*Instruction:* Among the lines below, how many carry the string "bīstams"? Reply with a number and nothing else.

>> Start

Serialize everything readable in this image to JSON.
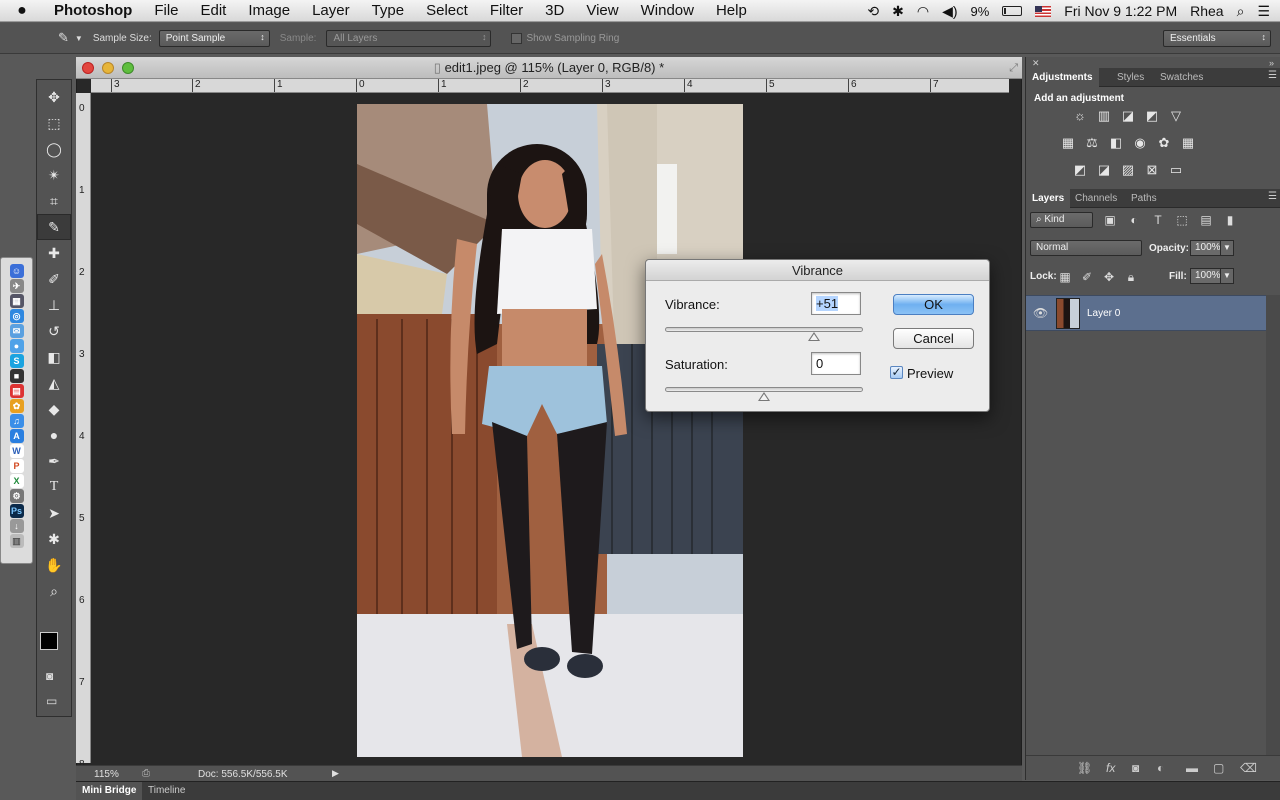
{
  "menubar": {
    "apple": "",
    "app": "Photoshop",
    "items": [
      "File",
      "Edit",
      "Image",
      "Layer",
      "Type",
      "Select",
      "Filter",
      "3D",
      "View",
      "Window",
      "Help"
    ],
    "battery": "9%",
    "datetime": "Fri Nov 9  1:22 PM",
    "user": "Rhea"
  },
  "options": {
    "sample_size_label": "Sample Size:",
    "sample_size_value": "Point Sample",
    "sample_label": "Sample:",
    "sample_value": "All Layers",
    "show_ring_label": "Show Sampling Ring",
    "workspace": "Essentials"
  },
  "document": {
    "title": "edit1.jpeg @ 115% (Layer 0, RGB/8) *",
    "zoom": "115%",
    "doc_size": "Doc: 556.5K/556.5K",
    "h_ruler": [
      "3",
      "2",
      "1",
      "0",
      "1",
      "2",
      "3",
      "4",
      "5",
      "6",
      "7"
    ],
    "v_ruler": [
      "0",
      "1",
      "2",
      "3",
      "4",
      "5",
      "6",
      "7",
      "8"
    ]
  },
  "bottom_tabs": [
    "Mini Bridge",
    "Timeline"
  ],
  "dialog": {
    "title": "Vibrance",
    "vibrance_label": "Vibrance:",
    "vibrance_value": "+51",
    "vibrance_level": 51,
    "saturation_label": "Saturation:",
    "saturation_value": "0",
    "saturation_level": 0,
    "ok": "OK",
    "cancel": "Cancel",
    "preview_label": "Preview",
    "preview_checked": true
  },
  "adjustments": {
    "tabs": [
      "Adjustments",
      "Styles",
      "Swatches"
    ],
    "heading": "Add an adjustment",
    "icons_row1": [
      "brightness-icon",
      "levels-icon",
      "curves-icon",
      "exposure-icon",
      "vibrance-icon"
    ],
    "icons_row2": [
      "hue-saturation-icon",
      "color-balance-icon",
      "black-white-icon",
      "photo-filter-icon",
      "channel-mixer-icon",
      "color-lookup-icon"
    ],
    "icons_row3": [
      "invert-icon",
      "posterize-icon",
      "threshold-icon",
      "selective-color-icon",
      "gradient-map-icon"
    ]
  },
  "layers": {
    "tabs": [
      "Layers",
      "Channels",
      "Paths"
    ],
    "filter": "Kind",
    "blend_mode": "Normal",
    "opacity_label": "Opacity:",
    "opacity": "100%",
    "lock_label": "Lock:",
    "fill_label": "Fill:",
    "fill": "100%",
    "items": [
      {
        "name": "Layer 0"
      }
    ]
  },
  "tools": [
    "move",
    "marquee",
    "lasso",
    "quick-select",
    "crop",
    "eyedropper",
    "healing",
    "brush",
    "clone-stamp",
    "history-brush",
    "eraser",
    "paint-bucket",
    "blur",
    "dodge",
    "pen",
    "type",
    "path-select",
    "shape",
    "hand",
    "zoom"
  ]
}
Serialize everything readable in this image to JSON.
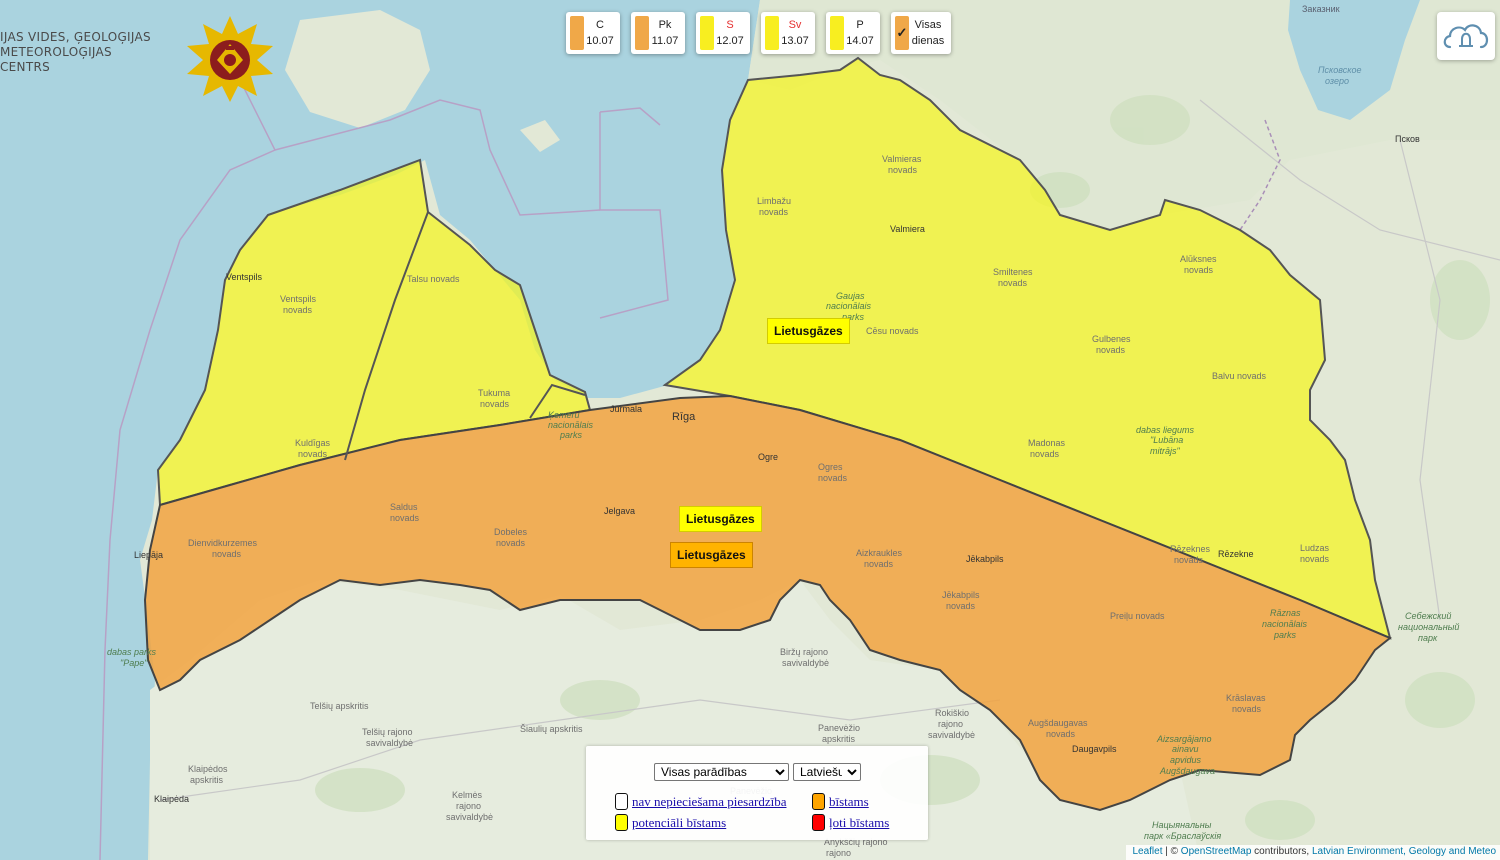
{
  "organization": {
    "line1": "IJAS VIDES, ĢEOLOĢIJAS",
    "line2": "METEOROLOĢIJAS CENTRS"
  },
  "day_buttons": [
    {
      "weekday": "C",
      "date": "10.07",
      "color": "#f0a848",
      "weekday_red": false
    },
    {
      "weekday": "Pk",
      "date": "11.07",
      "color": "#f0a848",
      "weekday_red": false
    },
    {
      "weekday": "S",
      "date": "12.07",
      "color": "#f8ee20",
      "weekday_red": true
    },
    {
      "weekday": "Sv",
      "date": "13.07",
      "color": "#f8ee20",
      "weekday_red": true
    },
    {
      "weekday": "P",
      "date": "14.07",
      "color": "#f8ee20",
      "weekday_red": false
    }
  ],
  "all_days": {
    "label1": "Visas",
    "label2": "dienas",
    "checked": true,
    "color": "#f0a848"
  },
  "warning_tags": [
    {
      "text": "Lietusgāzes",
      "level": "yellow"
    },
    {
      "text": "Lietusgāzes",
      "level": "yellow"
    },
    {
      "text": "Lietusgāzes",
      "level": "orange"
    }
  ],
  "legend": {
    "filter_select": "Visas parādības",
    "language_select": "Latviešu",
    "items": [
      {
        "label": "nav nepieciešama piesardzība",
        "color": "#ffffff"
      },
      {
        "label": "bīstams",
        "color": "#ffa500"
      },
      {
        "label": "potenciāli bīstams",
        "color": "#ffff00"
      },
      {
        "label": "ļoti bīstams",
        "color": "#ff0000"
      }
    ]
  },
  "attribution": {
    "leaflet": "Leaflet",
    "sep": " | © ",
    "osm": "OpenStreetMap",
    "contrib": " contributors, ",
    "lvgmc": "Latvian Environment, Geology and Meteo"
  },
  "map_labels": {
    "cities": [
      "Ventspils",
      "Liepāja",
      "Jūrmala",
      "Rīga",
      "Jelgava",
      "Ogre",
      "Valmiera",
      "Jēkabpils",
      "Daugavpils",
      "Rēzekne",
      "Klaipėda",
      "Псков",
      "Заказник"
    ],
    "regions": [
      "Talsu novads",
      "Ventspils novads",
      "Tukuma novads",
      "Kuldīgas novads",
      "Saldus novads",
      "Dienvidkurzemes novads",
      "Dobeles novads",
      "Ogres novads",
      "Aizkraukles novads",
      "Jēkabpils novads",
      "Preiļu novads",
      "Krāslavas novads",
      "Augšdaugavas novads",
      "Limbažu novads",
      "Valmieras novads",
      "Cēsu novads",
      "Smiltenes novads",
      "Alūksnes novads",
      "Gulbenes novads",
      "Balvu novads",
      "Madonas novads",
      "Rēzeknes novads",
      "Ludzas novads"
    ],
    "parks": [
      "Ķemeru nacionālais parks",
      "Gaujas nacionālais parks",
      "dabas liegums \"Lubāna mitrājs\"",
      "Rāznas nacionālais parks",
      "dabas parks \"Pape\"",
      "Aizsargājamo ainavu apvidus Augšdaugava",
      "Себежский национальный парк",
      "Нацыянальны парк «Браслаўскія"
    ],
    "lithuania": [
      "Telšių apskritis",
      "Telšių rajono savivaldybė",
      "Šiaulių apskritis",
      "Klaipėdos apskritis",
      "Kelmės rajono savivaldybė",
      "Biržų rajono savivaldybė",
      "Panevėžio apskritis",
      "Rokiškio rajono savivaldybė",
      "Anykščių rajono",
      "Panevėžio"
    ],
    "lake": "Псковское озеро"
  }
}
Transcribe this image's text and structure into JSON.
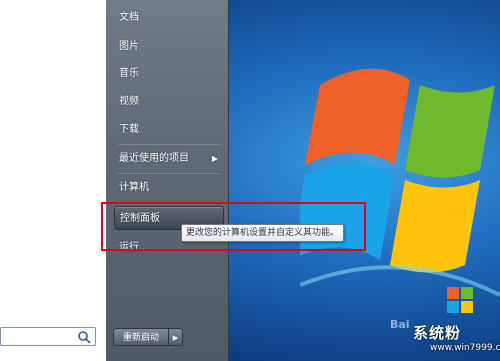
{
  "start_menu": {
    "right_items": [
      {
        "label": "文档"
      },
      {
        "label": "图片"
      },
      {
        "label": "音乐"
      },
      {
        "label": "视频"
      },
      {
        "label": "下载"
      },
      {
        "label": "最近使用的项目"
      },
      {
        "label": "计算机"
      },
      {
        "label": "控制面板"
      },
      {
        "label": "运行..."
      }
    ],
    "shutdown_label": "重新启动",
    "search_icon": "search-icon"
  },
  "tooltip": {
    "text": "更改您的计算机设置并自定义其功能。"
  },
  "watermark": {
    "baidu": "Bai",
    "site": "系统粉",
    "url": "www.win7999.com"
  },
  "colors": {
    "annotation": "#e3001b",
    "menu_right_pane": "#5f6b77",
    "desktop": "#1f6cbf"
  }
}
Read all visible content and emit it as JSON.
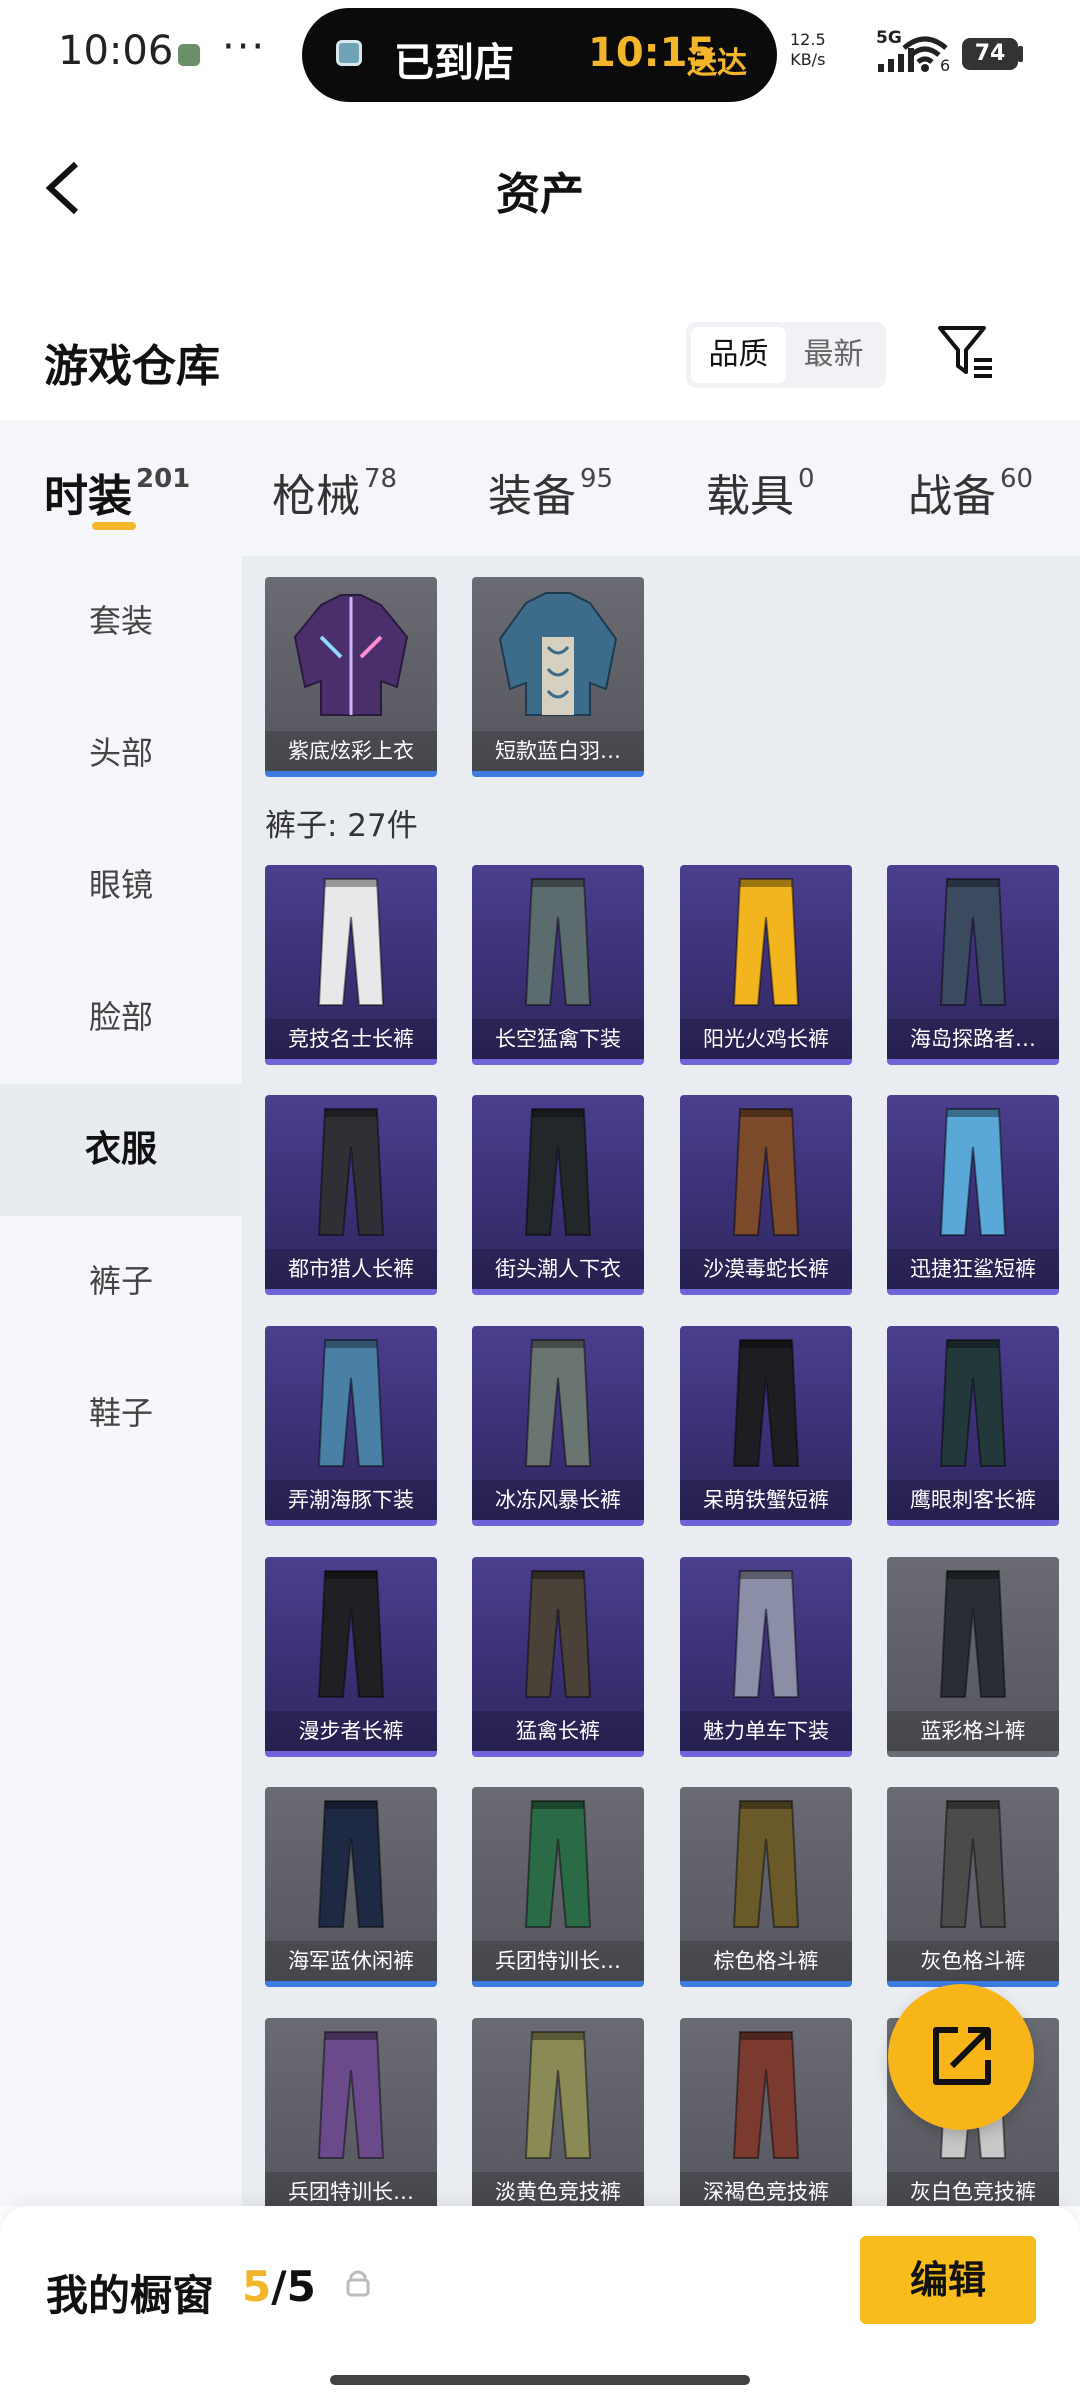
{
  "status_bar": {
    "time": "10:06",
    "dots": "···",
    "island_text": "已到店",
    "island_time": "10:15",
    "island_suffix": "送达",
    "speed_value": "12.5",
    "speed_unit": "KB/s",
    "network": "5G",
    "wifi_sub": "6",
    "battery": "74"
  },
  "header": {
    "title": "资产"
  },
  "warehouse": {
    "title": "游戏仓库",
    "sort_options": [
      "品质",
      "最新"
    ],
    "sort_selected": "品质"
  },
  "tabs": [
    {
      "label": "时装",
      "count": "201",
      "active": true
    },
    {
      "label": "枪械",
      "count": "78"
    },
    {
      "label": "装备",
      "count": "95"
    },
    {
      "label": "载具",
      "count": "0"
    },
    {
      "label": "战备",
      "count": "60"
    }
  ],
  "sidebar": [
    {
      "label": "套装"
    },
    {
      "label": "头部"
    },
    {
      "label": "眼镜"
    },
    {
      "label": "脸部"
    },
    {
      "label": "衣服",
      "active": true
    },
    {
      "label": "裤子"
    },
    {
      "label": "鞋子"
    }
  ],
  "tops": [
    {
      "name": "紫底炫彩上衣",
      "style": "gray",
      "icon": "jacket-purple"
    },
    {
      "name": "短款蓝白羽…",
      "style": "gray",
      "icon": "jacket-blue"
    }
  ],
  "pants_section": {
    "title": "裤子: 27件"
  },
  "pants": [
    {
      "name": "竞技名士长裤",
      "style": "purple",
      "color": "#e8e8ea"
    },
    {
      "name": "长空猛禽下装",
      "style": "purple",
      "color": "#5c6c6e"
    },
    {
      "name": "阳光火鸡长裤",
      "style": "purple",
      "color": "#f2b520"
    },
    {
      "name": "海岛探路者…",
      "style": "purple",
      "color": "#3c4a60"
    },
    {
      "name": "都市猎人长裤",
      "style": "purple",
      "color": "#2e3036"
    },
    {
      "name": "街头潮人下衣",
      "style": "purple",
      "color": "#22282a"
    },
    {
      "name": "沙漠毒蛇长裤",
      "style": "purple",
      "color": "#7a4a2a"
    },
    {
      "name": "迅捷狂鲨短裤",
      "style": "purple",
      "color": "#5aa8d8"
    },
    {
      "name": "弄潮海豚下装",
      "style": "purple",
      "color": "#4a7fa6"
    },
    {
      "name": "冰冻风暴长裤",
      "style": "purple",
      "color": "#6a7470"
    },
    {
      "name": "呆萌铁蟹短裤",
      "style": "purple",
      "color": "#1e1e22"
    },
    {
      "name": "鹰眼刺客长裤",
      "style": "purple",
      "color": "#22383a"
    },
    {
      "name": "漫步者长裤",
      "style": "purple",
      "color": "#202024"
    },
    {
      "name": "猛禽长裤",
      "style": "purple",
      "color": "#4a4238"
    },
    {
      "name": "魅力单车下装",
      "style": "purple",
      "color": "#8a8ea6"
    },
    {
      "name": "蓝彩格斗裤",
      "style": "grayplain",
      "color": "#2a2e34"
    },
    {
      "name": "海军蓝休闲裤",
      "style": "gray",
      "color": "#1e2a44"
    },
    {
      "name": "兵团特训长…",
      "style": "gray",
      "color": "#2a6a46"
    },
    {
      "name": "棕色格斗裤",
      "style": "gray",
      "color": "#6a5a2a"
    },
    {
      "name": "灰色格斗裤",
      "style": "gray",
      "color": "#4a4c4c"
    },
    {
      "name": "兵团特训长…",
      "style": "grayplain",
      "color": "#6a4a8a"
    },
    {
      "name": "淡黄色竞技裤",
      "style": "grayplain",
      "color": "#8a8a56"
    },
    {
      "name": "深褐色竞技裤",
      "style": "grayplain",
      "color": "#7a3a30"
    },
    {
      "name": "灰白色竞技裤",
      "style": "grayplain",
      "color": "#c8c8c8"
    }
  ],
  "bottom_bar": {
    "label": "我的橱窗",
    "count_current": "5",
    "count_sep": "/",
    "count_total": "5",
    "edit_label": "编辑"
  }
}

>> End

*Task result:* 3